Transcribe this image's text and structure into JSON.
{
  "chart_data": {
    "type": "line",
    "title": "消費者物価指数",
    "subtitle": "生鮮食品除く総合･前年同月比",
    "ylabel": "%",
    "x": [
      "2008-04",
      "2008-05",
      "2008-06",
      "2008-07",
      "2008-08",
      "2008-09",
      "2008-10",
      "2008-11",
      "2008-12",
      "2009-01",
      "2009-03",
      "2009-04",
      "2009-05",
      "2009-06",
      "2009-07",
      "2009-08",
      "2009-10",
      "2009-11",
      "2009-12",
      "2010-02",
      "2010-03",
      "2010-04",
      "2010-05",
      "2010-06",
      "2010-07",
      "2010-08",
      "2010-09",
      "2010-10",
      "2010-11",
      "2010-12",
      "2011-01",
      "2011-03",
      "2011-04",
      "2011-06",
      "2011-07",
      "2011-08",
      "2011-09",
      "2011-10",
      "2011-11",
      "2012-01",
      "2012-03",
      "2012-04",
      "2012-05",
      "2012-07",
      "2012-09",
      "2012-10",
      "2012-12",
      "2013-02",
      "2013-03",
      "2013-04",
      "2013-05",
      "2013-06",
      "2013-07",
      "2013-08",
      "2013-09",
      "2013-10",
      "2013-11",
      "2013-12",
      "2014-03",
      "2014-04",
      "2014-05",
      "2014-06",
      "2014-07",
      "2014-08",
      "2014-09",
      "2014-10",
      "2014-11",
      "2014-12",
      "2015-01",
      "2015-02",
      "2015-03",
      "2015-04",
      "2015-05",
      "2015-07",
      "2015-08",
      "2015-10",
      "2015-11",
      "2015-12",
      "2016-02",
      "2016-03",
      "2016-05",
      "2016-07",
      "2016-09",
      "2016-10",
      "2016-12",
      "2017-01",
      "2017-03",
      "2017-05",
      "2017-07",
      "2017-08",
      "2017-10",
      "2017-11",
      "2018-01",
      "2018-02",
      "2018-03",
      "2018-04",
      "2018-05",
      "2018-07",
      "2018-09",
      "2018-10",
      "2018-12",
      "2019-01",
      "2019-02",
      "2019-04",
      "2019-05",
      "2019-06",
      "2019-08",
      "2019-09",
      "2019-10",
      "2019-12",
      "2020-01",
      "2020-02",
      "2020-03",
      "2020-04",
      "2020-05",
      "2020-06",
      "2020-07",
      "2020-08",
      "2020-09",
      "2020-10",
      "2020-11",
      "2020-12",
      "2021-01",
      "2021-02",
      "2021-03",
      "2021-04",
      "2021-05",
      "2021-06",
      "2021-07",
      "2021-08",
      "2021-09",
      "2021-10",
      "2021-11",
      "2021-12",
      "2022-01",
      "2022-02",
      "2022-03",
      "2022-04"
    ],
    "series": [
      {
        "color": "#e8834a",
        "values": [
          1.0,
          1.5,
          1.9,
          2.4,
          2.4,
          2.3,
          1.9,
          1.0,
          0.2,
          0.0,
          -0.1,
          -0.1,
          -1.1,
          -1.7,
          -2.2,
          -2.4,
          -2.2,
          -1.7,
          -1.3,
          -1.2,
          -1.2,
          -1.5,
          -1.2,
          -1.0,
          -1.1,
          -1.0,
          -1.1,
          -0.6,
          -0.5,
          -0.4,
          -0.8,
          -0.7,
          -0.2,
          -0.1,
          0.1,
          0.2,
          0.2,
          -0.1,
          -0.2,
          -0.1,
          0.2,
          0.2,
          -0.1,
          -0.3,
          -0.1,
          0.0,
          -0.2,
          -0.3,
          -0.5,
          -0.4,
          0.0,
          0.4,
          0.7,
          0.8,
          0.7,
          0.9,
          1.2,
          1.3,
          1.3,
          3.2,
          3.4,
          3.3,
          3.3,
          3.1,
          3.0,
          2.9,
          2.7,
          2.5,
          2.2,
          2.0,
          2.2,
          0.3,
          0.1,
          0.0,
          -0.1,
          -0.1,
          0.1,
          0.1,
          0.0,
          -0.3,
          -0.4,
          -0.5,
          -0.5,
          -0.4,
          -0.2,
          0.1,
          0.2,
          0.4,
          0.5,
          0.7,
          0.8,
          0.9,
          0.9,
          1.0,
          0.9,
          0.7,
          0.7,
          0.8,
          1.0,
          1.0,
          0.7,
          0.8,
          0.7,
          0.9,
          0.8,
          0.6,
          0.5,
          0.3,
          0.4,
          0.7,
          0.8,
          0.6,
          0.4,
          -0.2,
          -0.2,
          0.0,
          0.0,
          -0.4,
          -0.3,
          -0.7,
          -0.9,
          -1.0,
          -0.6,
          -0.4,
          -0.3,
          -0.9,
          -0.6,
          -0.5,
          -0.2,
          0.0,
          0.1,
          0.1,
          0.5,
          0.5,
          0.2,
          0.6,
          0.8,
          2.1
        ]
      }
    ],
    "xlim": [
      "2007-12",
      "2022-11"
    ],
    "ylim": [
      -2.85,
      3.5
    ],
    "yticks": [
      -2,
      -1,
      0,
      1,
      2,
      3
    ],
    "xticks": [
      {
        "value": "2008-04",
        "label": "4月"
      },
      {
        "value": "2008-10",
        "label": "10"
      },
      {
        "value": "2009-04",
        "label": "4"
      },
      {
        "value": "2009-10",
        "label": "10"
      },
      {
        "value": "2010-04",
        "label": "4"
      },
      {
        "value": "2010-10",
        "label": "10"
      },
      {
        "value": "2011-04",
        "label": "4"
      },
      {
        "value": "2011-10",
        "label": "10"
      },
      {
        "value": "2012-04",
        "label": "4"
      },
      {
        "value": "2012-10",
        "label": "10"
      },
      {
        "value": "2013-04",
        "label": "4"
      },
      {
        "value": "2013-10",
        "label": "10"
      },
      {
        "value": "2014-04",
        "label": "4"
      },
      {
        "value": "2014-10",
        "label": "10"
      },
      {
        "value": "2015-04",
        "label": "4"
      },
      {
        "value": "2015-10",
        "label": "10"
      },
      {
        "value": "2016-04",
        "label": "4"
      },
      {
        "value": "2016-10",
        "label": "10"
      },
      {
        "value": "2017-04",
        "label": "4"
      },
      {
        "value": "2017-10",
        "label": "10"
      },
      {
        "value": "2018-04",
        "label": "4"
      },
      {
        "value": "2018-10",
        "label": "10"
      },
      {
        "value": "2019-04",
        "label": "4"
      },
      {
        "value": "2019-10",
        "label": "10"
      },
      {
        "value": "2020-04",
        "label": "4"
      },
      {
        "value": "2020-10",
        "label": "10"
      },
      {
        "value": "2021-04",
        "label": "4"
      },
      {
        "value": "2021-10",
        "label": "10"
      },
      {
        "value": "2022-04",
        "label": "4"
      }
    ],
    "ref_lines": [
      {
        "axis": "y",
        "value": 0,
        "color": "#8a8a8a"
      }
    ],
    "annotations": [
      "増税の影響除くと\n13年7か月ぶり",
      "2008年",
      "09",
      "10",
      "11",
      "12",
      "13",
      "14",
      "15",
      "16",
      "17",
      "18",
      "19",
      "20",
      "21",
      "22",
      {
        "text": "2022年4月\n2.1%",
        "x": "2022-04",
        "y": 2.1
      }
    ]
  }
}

▶ _Given problem_
Read the data above. Pull out each line in which the string "text" appears.

▶ _Correct output_
Transcribe this image's text and structure into JSON.
        "text": "2022年4月\n2.1%",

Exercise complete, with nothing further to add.